**WHAT IS ASKED**
From the listing that follows, output everything exactly except the pictures.

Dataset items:

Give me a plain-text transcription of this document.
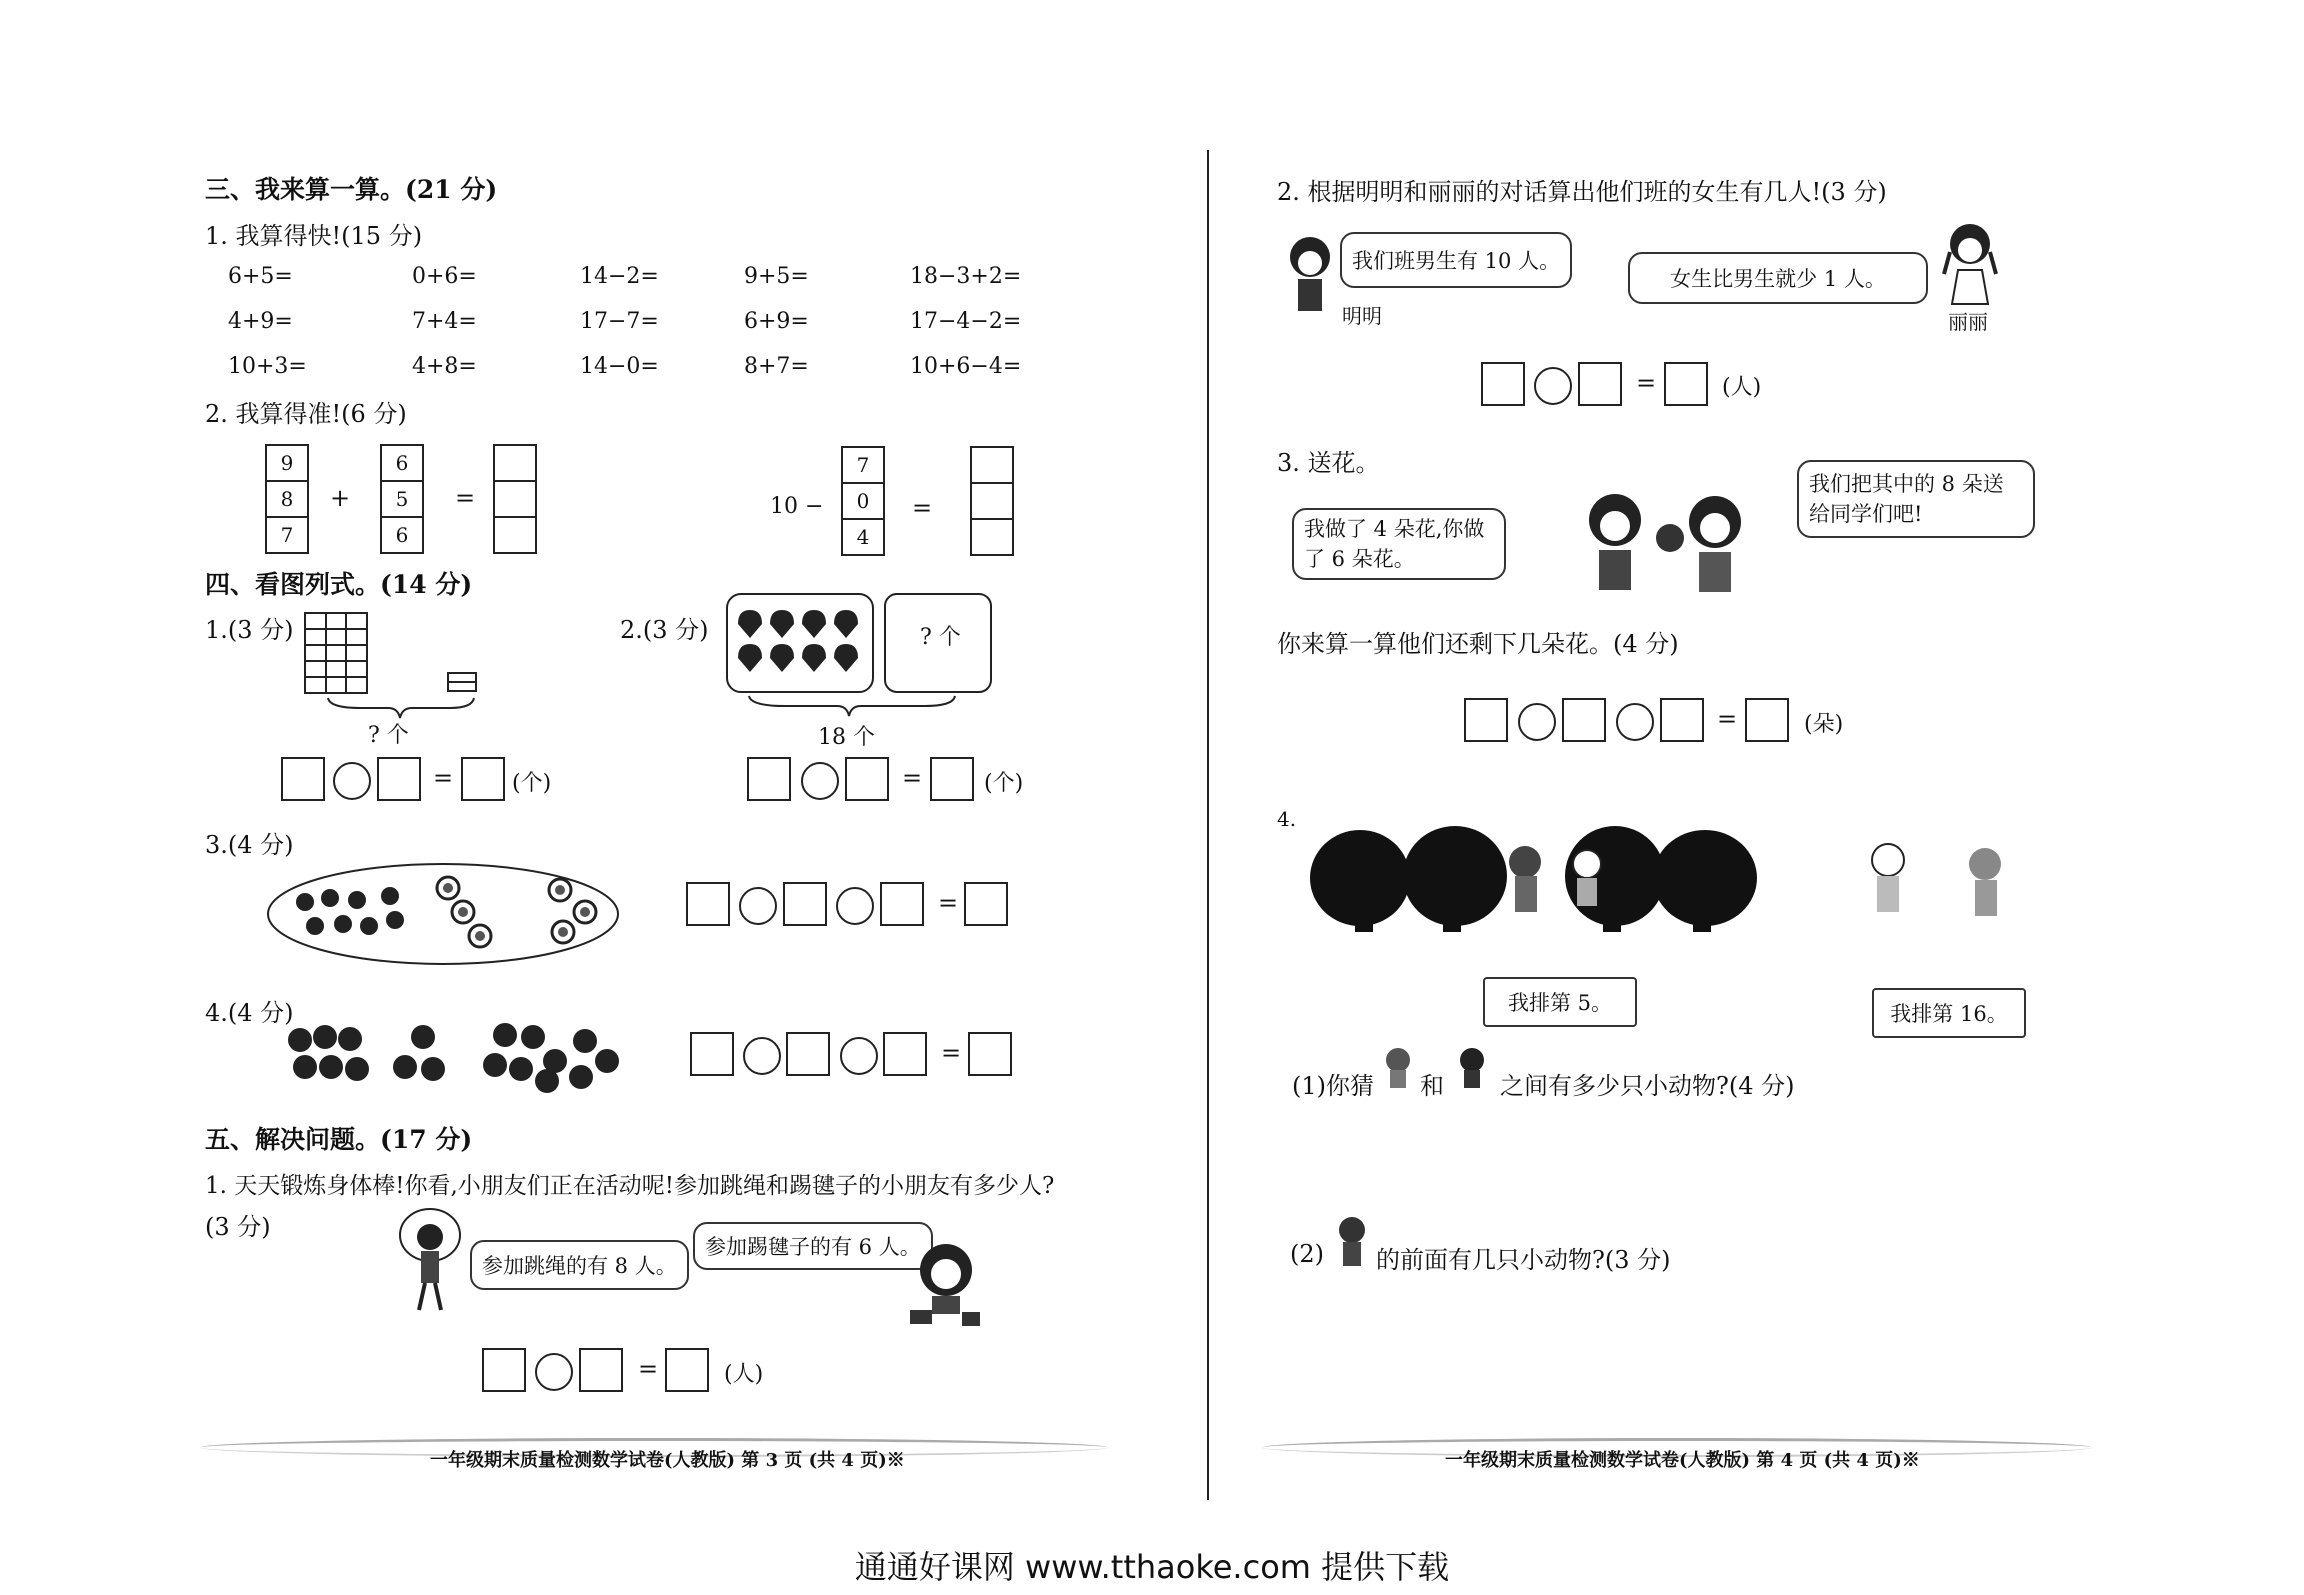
三、我来算一算。(21 分)
1. 我算得快!(15 分)
6+5=	0+6=	14−2=	9+5=	18−3+2=
4+9=	7+4=	17−7=	6+9=	17−4−2=
10+3=	4+8=	14−0=	8+7=	10+6−4=
2. 我算得准!(6 分)
9
8
7
+
6
5
6
=	10 −
7
0
4
=
四、看图列式。(14 分)
1.(3 分)
? 个
2.(3 分)	? 个
18 个
=	(个)	=	(个)
3.(4 分)
=
4.(4 分)
=
五、解决问题。(17 分)
1. 天天锻炼身体棒!你看,小朋友们正在活动呢!参加跳绳和踢毽子的小朋友有多少人?
(3 分)
参加跳绳的有 8 人。
参加踢毽子的有 6 人。
=	(人)
一年级期末质量检测数学试卷(人教版) 第 3 页 (共 4 页)※
2. 根据明明和丽丽的对话算出他们班的女生有几人!(3 分)
明明
我们班男生有 10 人。
女生比男生就少 1 人。
丽丽
=	(人)
3. 送花。
我做了 4 朵花,你做了 6 朵花。
我们把其中的 8 朵送给同学们吧!
你来算一算他们还剩下几朵花。(4 分)
=	(朵)
4.
我排第 5。	我排第 16。
(1)你猜 和 之间有多少只小动物?(4 分)
(2) 的前面有几只小动物?(3 分)
一年级期末质量检测数学试卷(人教版) 第 4 页 (共 4 页)※
通通好课网 www.tthaoke.com 提供下载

**WRITTEN RESPONSE**
Give me a plain-text transcription of this document.
三、我来算一算。(21 分)
1. 我算得快!(15 分)
6+5=	0+6=	14−2=	9+5=	18−3+2=
4+9=	7+4=	17−7=	6+9=	17−4−2=
10+3=	4+8=	14−0=	8+7=	10+6−4=
2. 我算得准!(6 分)
9
8
7
+
6
5
6
=	10 −
7
0
4
=
四、看图列式。(14 分)
1.(3 分)
? 个
2.(3 分)	? 个
18 个
=	(个)	=	(个)
3.(4 分)
=
4.(4 分)
=
五、解决问题。(17 分)
1. 天天锻炼身体棒!你看,小朋友们正在活动呢!参加跳绳和踢毽子的小朋友有多少人?
(3 分)
参加跳绳的有 8 人。
参加踢毽子的有 6 人。
=	(人)
一年级期末质量检测数学试卷(人教版) 第 3 页 (共 4 页)※
2. 根据明明和丽丽的对话算出他们班的女生有几人!(3 分)
明明
我们班男生有 10 人。
女生比男生就少 1 人。
丽丽
=	(人)
3. 送花。
我做了 4 朵花,你做了 6 朵花。
我们把其中的 8 朵送给同学们吧!
你来算一算他们还剩下几朵花。(4 分)
=	(朵)
4.
我排第 5。	我排第 16。
(1)你猜 和 之间有多少只小动物?(4 分)
(2) 的前面有几只小动物?(3 分)
一年级期末质量检测数学试卷(人教版) 第 4 页 (共 4 页)※
通通好课网 www.tthaoke.com 提供下载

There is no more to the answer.